● AIM: Every line that holds "Generate" should be shown.

● SOURCE DATA:
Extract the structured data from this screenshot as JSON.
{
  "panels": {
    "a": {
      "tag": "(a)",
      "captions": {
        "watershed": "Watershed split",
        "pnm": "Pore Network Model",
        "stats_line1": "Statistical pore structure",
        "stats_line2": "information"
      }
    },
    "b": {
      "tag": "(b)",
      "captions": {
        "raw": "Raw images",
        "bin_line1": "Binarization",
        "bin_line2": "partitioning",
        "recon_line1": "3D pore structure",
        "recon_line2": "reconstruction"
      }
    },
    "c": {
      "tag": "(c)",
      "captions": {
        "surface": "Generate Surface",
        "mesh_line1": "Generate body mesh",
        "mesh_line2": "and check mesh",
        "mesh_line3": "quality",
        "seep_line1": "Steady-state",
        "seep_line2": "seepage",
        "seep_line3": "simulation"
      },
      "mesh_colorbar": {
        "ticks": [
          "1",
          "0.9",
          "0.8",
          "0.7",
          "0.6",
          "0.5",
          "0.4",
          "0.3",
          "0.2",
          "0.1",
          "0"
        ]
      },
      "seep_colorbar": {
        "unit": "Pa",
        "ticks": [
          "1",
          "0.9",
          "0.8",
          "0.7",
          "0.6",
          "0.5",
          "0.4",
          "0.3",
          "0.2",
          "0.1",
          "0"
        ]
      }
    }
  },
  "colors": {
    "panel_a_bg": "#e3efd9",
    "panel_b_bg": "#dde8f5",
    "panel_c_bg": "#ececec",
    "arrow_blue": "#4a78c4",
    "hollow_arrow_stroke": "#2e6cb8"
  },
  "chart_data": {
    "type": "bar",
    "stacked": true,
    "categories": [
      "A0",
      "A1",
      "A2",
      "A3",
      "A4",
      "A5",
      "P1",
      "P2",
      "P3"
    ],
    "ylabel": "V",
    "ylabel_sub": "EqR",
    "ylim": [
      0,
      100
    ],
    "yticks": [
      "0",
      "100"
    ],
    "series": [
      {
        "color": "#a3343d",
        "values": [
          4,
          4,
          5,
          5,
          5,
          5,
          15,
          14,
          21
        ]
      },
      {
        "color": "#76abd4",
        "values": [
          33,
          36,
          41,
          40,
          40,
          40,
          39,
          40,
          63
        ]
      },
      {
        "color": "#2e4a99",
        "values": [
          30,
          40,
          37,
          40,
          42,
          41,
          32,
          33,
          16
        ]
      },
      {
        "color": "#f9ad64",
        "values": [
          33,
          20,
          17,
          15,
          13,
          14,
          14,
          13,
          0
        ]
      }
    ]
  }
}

● RESULT:
        "surface": "Generate Surface",
        "mesh_line1": "Generate body mesh",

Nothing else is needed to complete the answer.